Written exercise => Reproduce the full listing below unchanged, apart from the pictures.

-------- Task data --------

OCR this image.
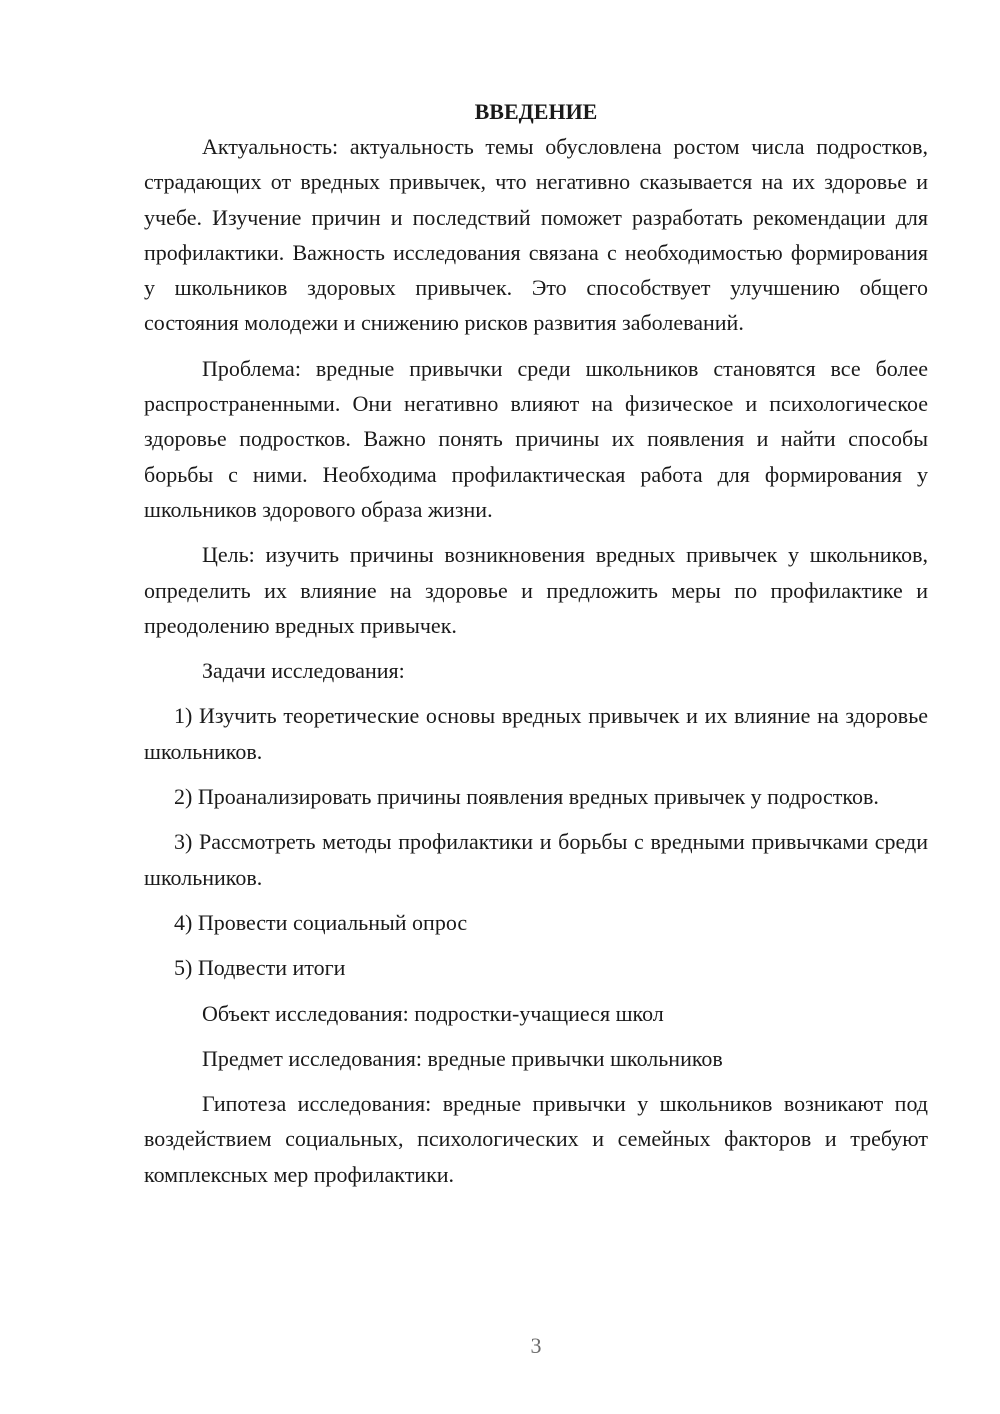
ВВЕДЕНИЕ

Актуальность: актуальность темы обусловлена ростом числа подростков, страдающих от вредных привычек, что негативно сказывается на их здоровье и учебе. Изучение причин и последствий поможет разработать рекомендации для профилактики. Важность исследования связана с необходимостью формирования у школьников здоровых привычек. Это способствует улучшению общего состояния молодежи и снижению рисков развития заболеваний.

Проблема: вредные привычки среди школьников становятся все более распространенными. Они негативно влияют на физическое и психологическое здоровье подростков. Важно понять причины их появления и найти способы борьбы с ними. Необходима профилактическая работа для формирования у школьников здорового образа жизни.

Цель: изучить причины возникновения вредных привычек у школьников, определить их влияние на здоровье и предложить меры по профилактике и преодолению вредных привычек.

Задачи исследования:

1) Изучить теоретические основы вредных привычек и их влияние на здоровье школьников.

2) Проанализировать причины появления вредных привычек у подростков.

3) Рассмотреть методы профилактики и борьбы с вредными привычками среди школьников.

4) Провести социальный опрос

5) Подвести итоги

Объект исследования: подростки-учащиеся школ

Предмет исследования: вредные привычки школьников

Гипотеза исследования: вредные привычки у школьников возникают под воздействием социальных, психологических и семейных факторов и требуют комплексных мер профилактики.

3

--------

Reply =>
OCR this image.
ВВЕДЕНИЕ

Актуальность: актуальность темы обусловлена ростом числа подростков, страдающих от вредных привычек, что негативно сказывается на их здоровье и учебе. Изучение причин и последствий поможет разработать рекомендации для профилактики. Важность исследования связана с необходимостью формирования у школьников здоровых привычек. Это способствует улучшению общего состояния молодежи и снижению рисков развития заболеваний.

Проблема: вредные привычки среди школьников становятся все более распространенными. Они негативно влияют на физическое и психологическое здоровье подростков. Важно понять причины их появления и найти способы борьбы с ними. Необходима профилактическая работа для формирования у школьников здорового образа жизни.

Цель: изучить причины возникновения вредных привычек у школьников, определить их влияние на здоровье и предложить меры по профилактике и преодолению вредных привычек.

Задачи исследования:

1) Изучить теоретические основы вредных привычек и их влияние на здоровье школьников.

2) Проанализировать причины появления вредных привычек у подростков.

3) Рассмотреть методы профилактики и борьбы с вредными привычками среди школьников.

4) Провести социальный опрос

5) Подвести итоги

Объект исследования: подростки-учащиеся школ

Предмет исследования: вредные привычки школьников

Гипотеза исследования: вредные привычки у школьников возникают под воздействием социальных, психологических и семейных факторов и требуют комплексных мер профилактики.

3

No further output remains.